Dataset items
^^^^

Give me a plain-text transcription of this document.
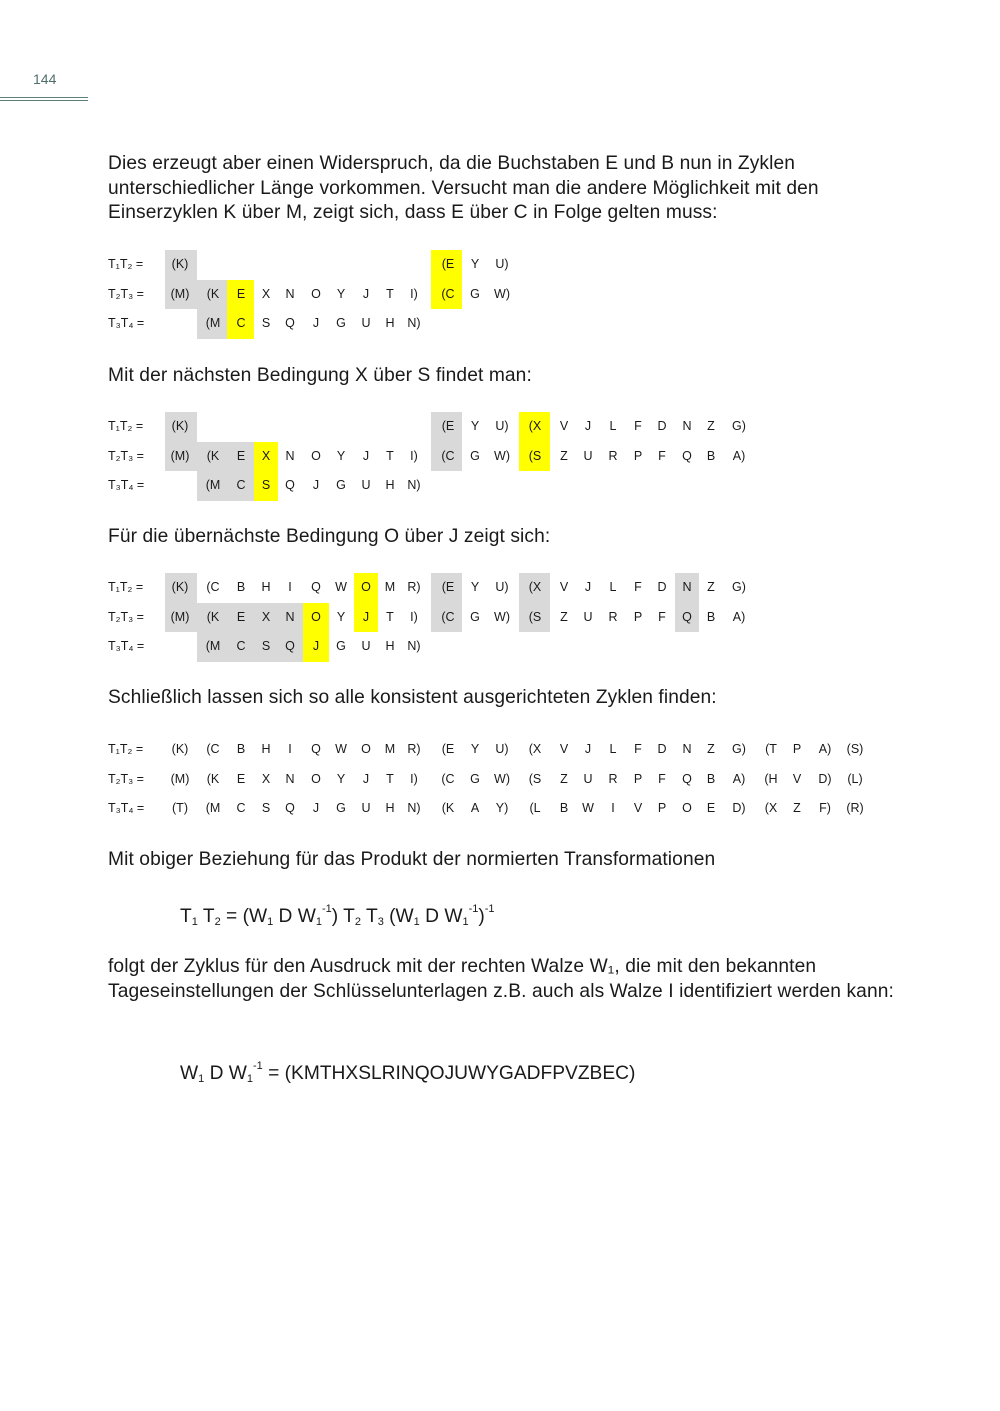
144
Dies erzeugt aber einen Widerspruch, da die Buchstaben E und B nun in Zyklen unterschiedlicher Länge vorkommen. Versucht man die andere Möglichkeit mit den Einserzyklen K über M, zeigt sich, dass E über C in Folge gelten muss:
T₁T₂ = (K)	(E Y U)
T₂T₃ = (M) (K E X N O Y J T I) (C G W)
T₃T₄ =	(M C S Q J G U H N)
Mit der nächsten Bedingung X über S findet man:
T₁T₂ = (K)	(E Y U) (X V J L F D N Z G)
T₂T₃ = (M) (K E X N O Y J T I) (C G W) (S Z U R P F Q B A)
T₃T₄ =	(M C S Q J G U H N)
Für die übernächste Bedingung O über J zeigt sich:
T₁T₂ = (K) (C B H I Q W O M R) (E Y U) (X V J L F D N Z G)
T₂T₃ = (M) (K E X N O Y J T I) (C G W) (S Z U R P F Q B A)
T₃T₄ =	(M C S Q J G U H N)
Schließlich lassen sich so alle konsistent ausgerichteten Zyklen finden:
T₁T₂ = (K) (C B H I Q W O M R) (E Y U) (X V J L F D N Z G) (T P A) (S)
T₂T₃ = (M) (K E X N O Y J T I) (C G W) (S Z U R P F Q B A) (H V D) (L)
T₃T₄ = (T) (M C S Q J G U H N) (K A Y) (L B W I V P O E D) (X Z F) (R)
Mit obiger Beziehung für das Produkt der normierten Transformationen
$T_1$ $T_2 = (W_1$ D $W_1^{-1}$) $T_2$ $T_3$ ($W_1$ D $W_1^{-1})^{-1}$
folgt der Zyklus für den Ausdruck mit der rechten Walze W₁, die mit den bekannten Tageseinstellungen der Schlüsselunterlagen z.B. auch als Walze I identifiziert werden kann:
$W_1$ D $W_1^{-1}$ = (KMTHXSLRINQOJUWYGADFPVZBEC)
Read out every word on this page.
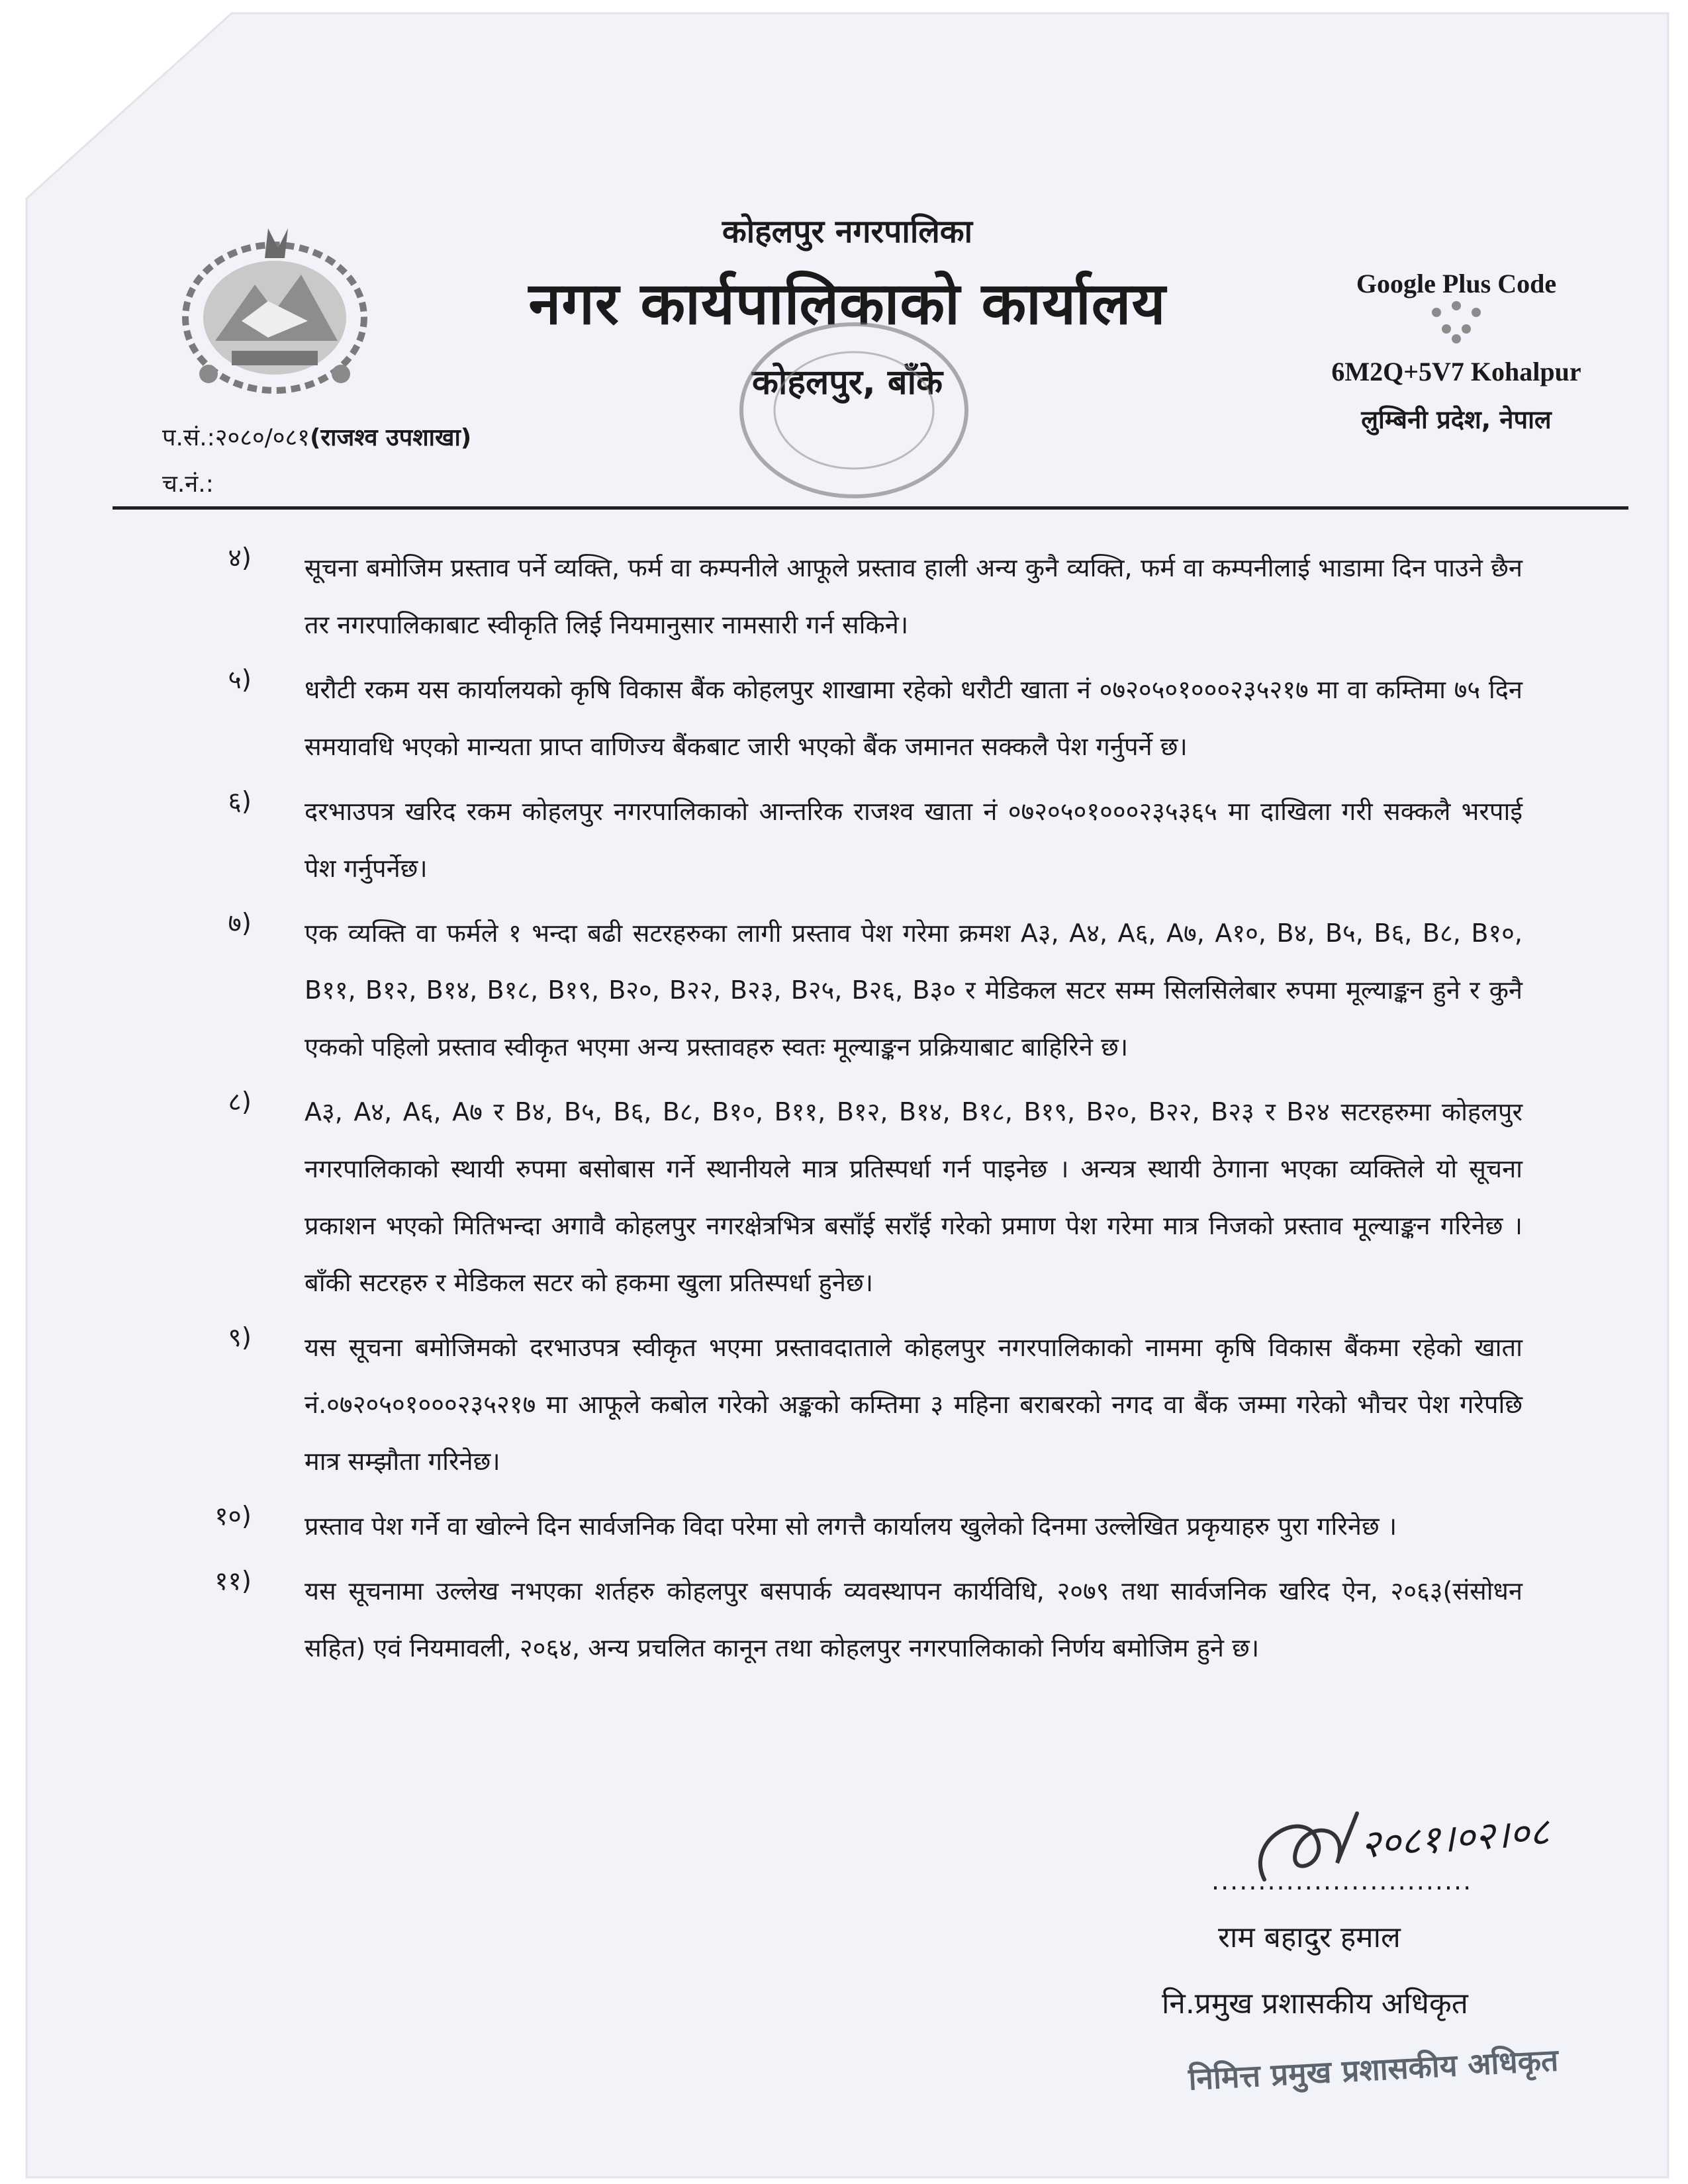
कोहलपुर नगरपालिका
नगर कार्यपालिकाको कार्यालय
कोहलपुर, बाँके
Google Plus Code
6M2Q+5V7 Kohalpur
लुम्बिनी प्रदेश, नेपाल
प.सं.:२०८०/०८१(राजश्व उपशाखा)
च.नं.:
४) सूचना बमोजिम प्रस्ताव पर्ने व्यक्ति, फर्म वा कम्पनीले आफूले प्रस्ताव हाली अन्य कुनै व्यक्ति, फर्म वा कम्पनीलाई भाडामा दिन पाउने छैन तर नगरपालिकाबाट स्वीकृति लिई नियमानुसार नामसारी गर्न सकिने।
५) धरौटी रकम यस कार्यालयको कृषि विकास बैंक कोहलपुर शाखामा रहेको धरौटी खाता नं ०७२०५०१०००२३५२१७ मा वा कम्तिमा ७५ दिन समयावधि भएको मान्यता प्राप्त वाणिज्य बैंकबाट जारी भएको बैंक जमानत सक्कलै पेश गर्नुपर्ने छ।
६) दरभाउपत्र खरिद रकम कोहलपुर नगरपालिकाको आन्तरिक राजश्व खाता नं ०७२०५०१०००२३५३६५ मा दाखिला गरी सक्कलै भरपाई पेश गर्नुपर्नेछ।
७) एक व्यक्ति वा फर्मले १ भन्दा बढी सटरहरुका लागी प्रस्ताव पेश गरेमा क्रमश A३, A४, A६, A७, A१०, B४, B५, B६, B८, B१०, B११, B१२, B१४, B१८, B१९, B२०, B२२, B२३, B२५, B२६, B३० र मेडिकल सटर सम्म सिलसिलेबार रुपमा मूल्याङ्कन हुने र कुनै एकको पहिलो प्रस्ताव स्वीकृत भएमा अन्य प्रस्तावहरु स्वतः मूल्याङ्कन प्रक्रियाबाट बाहिरिने छ।
८) A३, A४, A६, A७ र B४, B५, B६, B८, B१०, B११, B१२, B१४, B१८, B१९, B२०, B२२, B२३ र B२४ सटरहरुमा कोहलपुर नगरपालिकाको स्थायी रुपमा बसोबास गर्ने स्थानीयले मात्र प्रतिस्पर्धा गर्न पाइनेछ । अन्यत्र स्थायी ठेगाना भएका व्यक्तिले यो सूचना प्रकाशन भएको मितिभन्दा अगावै कोहलपुर नगरक्षेत्रभित्र बसाँई सराँई गरेको प्रमाण पेश गरेमा मात्र निजको प्रस्ताव मूल्याङ्कन गरिनेछ । बाँकी सटरहरु र मेडिकल सटर को हकमा खुला प्रतिस्पर्धा हुनेछ।
९) यस सूचना बमोजिमको दरभाउपत्र स्वीकृत भएमा प्रस्तावदाताले कोहलपुर नगरपालिकाको नाममा कृषि विकास बैंकमा रहेको खाता नं.०७२०५०१०००२३५२१७ मा आफूले कबोल गरेको अङ्कको कम्तिमा ३ महिना बराबरको नगद वा बैंक जम्मा गरेको भौचर पेश गरेपछि मात्र सम्झौता गरिनेछ।
१०) प्रस्ताव पेश गर्ने वा खोल्ने दिन सार्वजनिक विदा परेमा सो लगत्तै कार्यालय खुलेको दिनमा उल्लेखित प्रकृयाहरु पुरा गरिनेछ ।
११) यस सूचनामा उल्लेख नभएका शर्तहरु कोहलपुर बसपार्क व्यवस्थापन कार्यविधि, २०७९ तथा सार्वजनिक खरिद ऐन, २०६३(संसोधन सहित) एवं नियमावली, २०६४, अन्य प्रचलित कानून तथा कोहलपुर नगरपालिकाको निर्णय बमोजिम हुने छ।
............................
२०८१।०२।०८
राम बहादुर हमाल
नि.प्रमुख प्रशासकीय अधिकृत
निमित्त प्रमुख प्रशासकीय अधिकृत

^^^^

Exercise requirements: Without the pictures, restate all the entries above exactly.

Task solution:
Give me a plain-text transcription of this document.
144
Dies erzeugt aber einen Widerspruch, da die Buchstaben E und B nun in Zyklen unterschiedlicher Länge vorkommen. Versucht man die andere Möglichkeit mit den Einserzyklen K über M, zeigt sich, dass E über C in Folge gelten muss:
T₁T₂ = (K)	(E Y U)
T₂T₃ = (M) (K E X N O Y J T I) (C G W)
T₃T₄ =	(M C S Q J G U H N)
Mit der nächsten Bedingung X über S findet man:
T₁T₂ = (K)	(E Y U) (X V J L F D N Z G)
T₂T₃ = (M) (K E X N O Y J T I) (C G W) (S Z U R P F Q B A)
T₃T₄ =	(M C S Q J G U H N)
Für die übernächste Bedingung O über J zeigt sich:
T₁T₂ = (K) (C B H I Q W O M R) (E Y U) (X V J L F D N Z G)
T₂T₃ = (M) (K E X N O Y J T I) (C G W) (S Z U R P F Q B A)
T₃T₄ =	(M C S Q J G U H N)
Schließlich lassen sich so alle konsistent ausgerichteten Zyklen finden:
T₁T₂ = (K) (C B H I Q W O M R) (E Y U) (X V J L F D N Z G) (T P A) (S)
T₂T₃ = (M) (K E X N O Y J T I) (C G W) (S Z U R P F Q B A) (H V D) (L)
T₃T₄ = (T) (M C S Q J G U H N) (K A Y) (L B W I V P O E D) (X Z F) (R)
Mit obiger Beziehung für das Produkt der normierten Transformationen
$T_1$ $T_2 = (W_1$ D $W_1^{-1}$) $T_2$ $T_3$ ($W_1$ D $W_1^{-1})^{-1}$
folgt der Zyklus für den Ausdruck mit der rechten Walze W₁, die mit den bekannten Tageseinstellungen der Schlüsselunterlagen z.B. auch als Walze I identifiziert werden kann:
$W_1$ D $W_1^{-1}$ = (KMTHXSLRINQOJUWYGADFPVZBEC)
Read out every word on this page.
कोहलपुर नगरपालिका
नगर कार्यपालिकाको कार्यालय
कोहलपुर, बाँके
Google Plus Code
6M2Q+5V7 Kohalpur
लुम्बिनी प्रदेश, नेपाल
प.सं.:२०८०/०८१(राजश्व उपशाखा)
च.नं.:
४) सूचना बमोजिम प्रस्ताव पर्ने व्यक्ति, फर्म वा कम्पनीले आफूले प्रस्ताव हाली अन्य कुनै व्यक्ति, फर्म वा कम्पनीलाई भाडामा दिन पाउने छैन तर नगरपालिकाबाट स्वीकृति लिई नियमानुसार नामसारी गर्न सकिने।
५) धरौटी रकम यस कार्यालयको कृषि विकास बैंक कोहलपुर शाखामा रहेको धरौटी खाता नं ०७२०५०१०००२३५२१७ मा वा कम्तिमा ७५ दिन समयावधि भएको मान्यता प्राप्त वाणिज्य बैंकबाट जारी भएको बैंक जमानत सक्कलै पेश गर्नुपर्ने छ।
६) दरभाउपत्र खरिद रकम कोहलपुर नगरपालिकाको आन्तरिक राजश्व खाता नं ०७२०५०१०००२३५३६५ मा दाखिला गरी सक्कलै भरपाई पेश गर्नुपर्नेछ।
७) एक व्यक्ति वा फर्मले १ भन्दा बढी सटरहरुका लागी प्रस्ताव पेश गरेमा क्रमश A३, A४, A६, A७, A१०, B४, B५, B६, B८, B१०, B११, B१२, B१४, B१८, B१९, B२०, B२२, B२३, B२५, B२६, B३० र मेडिकल सटर सम्म सिलसिलेबार रुपमा मूल्याङ्कन हुने र कुनै एकको पहिलो प्रस्ताव स्वीकृत भएमा अन्य प्रस्तावहरु स्वतः मूल्याङ्कन प्रक्रियाबाट बाहिरिने छ।
८) A३, A४, A६, A७ र B४, B५, B६, B८, B१०, B११, B१२, B१४, B१८, B१९, B२०, B२२, B२३ र B२४ सटरहरुमा कोहलपुर नगरपालिकाको स्थायी रुपमा बसोबास गर्ने स्थानीयले मात्र प्रतिस्पर्धा गर्न पाइनेछ । अन्यत्र स्थायी ठेगाना भएका व्यक्तिले यो सूचना प्रकाशन भएको मितिभन्दा अगावै कोहलपुर नगरक्षेत्रभित्र बसाँई सराँई गरेको प्रमाण पेश गरेमा मात्र निजको प्रस्ताव मूल्याङ्कन गरिनेछ । बाँकी सटरहरु र मेडिकल सटर को हकमा खुला प्रतिस्पर्धा हुनेछ।
९) यस सूचना बमोजिमको दरभाउपत्र स्वीकृत भएमा प्रस्तावदाताले कोहलपुर नगरपालिकाको नाममा कृषि विकास बैंकमा रहेको खाता नं.०७२०५०१०००२३५२१७ मा आफूले कबोल गरेको अङ्कको कम्तिमा ३ महिना बराबरको नगद वा बैंक जम्मा गरेको भौचर पेश गरेपछि मात्र सम्झौता गरिनेछ।
१०) प्रस्ताव पेश गर्ने वा खोल्ने दिन सार्वजनिक विदा परेमा सो लगत्तै कार्यालय खुलेको दिनमा उल्लेखित प्रकृयाहरु पुरा गरिनेछ ।
११) यस सूचनामा उल्लेख नभएका शर्तहरु कोहलपुर बसपार्क व्यवस्थापन कार्यविधि, २०७९ तथा सार्वजनिक खरिद ऐन, २०६३(संसोधन सहित) एवं नियमावली, २०६४, अन्य प्रचलित कानून तथा कोहलपुर नगरपालिकाको निर्णय बमोजिम हुने छ।
............................
२०८१।०२।०८
राम बहादुर हमाल
नि.प्रमुख प्रशासकीय अधिकृत
निमित्त प्रमुख प्रशासकीय अधिकृत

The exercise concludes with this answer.